What is needed: Of the lines below, how many hold the string "yellow"? Give only the number.

Listed entries:
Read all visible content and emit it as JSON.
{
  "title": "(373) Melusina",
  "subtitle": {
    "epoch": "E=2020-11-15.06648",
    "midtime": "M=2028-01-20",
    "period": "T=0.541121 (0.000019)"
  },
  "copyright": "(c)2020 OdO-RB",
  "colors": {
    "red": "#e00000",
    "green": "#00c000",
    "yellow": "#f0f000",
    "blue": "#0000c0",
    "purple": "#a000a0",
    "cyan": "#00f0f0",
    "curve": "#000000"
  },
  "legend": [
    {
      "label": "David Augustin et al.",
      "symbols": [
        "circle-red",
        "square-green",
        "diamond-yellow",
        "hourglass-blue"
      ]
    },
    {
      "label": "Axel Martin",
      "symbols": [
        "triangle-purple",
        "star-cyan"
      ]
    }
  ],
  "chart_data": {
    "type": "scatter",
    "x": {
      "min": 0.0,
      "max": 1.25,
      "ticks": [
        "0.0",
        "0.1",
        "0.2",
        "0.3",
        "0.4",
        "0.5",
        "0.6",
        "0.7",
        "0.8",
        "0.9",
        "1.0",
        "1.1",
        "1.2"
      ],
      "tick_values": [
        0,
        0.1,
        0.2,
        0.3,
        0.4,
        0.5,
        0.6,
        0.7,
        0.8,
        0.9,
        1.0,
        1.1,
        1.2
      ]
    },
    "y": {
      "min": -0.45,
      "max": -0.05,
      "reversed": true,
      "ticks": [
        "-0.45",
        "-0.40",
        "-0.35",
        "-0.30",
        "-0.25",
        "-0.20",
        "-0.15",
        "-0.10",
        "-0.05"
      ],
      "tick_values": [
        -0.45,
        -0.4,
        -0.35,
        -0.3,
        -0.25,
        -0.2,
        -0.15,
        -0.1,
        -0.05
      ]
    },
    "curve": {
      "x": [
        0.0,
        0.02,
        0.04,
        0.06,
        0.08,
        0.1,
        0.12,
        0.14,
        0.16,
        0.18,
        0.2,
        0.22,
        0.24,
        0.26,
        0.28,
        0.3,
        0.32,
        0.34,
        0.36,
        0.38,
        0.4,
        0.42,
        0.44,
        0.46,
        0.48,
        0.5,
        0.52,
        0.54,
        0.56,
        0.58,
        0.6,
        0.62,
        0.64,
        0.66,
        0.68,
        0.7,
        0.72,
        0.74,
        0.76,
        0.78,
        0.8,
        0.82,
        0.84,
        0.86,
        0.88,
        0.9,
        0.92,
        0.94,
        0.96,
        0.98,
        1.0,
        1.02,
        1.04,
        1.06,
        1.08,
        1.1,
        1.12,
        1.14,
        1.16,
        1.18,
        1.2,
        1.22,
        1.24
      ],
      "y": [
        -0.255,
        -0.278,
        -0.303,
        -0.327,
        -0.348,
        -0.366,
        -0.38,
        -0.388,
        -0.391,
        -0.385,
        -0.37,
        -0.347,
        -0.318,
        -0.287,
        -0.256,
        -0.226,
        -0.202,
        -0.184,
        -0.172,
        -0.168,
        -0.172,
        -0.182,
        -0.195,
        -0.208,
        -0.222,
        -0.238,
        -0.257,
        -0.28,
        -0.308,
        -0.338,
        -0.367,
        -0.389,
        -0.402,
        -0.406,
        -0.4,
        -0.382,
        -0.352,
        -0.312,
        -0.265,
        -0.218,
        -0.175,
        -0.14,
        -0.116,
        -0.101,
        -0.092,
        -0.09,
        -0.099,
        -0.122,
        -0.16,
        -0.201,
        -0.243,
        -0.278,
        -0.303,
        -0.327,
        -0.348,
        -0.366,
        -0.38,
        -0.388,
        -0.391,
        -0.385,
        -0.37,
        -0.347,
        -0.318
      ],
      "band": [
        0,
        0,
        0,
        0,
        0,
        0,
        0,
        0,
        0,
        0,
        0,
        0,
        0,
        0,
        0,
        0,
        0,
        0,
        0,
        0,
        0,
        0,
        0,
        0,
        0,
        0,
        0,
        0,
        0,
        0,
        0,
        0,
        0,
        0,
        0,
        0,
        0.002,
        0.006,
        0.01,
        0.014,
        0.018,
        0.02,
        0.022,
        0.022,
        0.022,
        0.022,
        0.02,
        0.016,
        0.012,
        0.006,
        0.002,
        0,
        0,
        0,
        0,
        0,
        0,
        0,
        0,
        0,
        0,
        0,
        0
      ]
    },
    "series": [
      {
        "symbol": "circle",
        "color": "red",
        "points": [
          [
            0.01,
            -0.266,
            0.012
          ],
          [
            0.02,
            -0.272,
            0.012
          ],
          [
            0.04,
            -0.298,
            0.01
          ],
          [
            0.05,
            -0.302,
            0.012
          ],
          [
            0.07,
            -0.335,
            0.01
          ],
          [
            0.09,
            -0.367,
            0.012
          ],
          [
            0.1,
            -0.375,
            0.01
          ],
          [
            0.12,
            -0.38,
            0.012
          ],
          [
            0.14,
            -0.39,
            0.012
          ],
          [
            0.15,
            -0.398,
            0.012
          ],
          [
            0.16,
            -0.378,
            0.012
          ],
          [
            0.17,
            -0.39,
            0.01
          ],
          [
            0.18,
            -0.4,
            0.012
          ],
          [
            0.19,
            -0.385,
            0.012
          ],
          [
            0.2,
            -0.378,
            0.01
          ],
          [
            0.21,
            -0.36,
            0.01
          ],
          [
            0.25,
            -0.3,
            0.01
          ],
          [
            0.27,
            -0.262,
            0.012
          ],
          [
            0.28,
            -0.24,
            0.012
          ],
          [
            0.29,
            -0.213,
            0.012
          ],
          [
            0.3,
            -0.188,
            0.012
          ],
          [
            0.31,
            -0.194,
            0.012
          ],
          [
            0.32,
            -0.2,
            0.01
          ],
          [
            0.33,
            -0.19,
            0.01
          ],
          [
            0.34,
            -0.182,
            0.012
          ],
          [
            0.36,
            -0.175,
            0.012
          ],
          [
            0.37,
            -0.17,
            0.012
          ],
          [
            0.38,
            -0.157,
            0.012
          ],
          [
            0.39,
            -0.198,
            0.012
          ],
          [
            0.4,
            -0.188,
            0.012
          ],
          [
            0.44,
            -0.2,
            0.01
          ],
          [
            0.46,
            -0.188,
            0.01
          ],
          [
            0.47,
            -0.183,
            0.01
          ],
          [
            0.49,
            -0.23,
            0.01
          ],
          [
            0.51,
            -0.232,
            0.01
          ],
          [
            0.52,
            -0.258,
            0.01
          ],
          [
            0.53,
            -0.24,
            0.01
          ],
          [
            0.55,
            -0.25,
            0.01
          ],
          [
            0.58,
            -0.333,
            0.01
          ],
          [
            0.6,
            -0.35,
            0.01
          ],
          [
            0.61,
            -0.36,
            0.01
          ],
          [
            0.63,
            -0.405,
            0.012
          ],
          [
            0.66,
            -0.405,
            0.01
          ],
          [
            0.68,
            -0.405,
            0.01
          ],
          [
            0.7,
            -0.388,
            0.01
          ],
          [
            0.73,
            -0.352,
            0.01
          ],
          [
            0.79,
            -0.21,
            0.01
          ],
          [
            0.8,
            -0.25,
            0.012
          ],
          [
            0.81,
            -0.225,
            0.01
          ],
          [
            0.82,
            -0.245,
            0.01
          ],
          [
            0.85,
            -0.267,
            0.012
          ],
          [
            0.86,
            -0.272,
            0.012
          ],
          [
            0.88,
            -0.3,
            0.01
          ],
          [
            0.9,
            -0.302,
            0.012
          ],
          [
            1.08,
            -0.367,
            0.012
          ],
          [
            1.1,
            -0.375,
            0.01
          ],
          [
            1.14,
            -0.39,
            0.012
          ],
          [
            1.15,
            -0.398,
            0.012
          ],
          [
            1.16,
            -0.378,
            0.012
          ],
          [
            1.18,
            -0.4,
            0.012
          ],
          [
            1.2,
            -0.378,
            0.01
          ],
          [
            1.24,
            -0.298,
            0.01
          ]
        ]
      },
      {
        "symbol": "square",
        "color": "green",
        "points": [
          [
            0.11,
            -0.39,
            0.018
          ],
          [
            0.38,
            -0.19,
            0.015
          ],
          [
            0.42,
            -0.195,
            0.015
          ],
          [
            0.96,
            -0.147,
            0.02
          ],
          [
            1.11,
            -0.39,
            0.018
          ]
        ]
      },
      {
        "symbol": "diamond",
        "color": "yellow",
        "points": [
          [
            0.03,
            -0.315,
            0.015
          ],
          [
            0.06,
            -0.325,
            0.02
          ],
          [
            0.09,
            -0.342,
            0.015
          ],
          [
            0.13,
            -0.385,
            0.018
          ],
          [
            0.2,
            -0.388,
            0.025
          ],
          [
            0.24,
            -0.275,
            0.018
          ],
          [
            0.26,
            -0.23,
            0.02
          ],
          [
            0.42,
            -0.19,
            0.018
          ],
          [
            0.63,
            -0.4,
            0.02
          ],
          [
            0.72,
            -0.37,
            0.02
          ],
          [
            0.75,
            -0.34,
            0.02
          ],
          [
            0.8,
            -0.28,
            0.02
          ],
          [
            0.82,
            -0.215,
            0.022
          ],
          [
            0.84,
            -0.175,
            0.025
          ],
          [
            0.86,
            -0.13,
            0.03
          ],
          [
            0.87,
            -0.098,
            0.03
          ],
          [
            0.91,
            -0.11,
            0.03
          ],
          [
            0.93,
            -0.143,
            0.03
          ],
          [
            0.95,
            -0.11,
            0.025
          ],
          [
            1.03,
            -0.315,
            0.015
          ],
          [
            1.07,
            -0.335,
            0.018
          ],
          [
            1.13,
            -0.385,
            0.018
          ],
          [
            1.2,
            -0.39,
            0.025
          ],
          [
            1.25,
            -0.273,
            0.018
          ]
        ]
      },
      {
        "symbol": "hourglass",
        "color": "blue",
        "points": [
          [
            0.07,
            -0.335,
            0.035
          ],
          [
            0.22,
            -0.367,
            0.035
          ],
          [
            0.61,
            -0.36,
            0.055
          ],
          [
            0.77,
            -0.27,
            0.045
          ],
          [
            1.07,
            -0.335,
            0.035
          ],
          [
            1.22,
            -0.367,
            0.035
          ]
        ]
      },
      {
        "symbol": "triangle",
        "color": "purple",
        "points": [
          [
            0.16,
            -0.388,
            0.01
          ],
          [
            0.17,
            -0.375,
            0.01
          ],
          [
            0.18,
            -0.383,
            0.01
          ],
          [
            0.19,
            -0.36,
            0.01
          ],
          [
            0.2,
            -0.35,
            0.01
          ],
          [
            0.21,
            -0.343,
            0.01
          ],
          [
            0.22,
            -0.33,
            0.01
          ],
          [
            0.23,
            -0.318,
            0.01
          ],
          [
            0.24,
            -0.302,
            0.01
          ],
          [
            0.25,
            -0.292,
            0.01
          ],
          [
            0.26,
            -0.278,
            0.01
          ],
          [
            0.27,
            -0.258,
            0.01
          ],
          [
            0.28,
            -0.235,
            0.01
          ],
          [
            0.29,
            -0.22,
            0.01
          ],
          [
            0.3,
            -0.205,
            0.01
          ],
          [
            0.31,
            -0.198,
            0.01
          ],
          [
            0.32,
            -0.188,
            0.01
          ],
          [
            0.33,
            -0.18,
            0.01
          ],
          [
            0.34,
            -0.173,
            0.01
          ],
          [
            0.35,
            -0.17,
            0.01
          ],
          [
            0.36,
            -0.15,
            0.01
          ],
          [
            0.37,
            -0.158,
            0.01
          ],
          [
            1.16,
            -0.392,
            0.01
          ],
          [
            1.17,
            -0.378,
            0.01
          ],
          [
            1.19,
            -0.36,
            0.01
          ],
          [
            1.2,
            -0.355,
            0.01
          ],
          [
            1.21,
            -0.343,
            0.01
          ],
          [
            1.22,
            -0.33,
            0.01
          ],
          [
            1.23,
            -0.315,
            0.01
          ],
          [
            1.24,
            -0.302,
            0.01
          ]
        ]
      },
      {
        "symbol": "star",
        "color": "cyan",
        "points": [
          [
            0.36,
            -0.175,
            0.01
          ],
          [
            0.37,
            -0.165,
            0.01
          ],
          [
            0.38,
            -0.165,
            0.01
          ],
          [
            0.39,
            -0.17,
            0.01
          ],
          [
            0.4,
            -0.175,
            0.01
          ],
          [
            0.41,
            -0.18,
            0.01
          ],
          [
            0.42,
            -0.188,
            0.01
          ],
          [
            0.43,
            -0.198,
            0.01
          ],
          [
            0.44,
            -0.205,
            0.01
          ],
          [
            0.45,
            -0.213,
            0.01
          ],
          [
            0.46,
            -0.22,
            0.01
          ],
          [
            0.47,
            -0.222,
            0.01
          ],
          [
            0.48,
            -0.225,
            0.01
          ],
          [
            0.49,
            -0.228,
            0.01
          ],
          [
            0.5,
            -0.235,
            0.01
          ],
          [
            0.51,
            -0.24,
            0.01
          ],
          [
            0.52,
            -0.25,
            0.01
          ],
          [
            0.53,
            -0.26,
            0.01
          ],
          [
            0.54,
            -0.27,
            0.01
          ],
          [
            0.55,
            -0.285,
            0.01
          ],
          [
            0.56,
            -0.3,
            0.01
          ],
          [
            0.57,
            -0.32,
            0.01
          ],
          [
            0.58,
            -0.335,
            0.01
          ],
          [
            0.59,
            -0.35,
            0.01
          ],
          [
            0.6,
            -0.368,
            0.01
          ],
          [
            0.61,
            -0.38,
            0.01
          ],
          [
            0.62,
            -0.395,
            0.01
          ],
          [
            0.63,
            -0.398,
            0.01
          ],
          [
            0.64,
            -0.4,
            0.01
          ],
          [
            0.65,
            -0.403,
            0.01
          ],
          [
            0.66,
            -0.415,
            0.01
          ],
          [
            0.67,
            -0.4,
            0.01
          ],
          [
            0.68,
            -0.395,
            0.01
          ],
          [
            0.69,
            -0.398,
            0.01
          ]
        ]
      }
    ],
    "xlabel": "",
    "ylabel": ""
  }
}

Response below: 3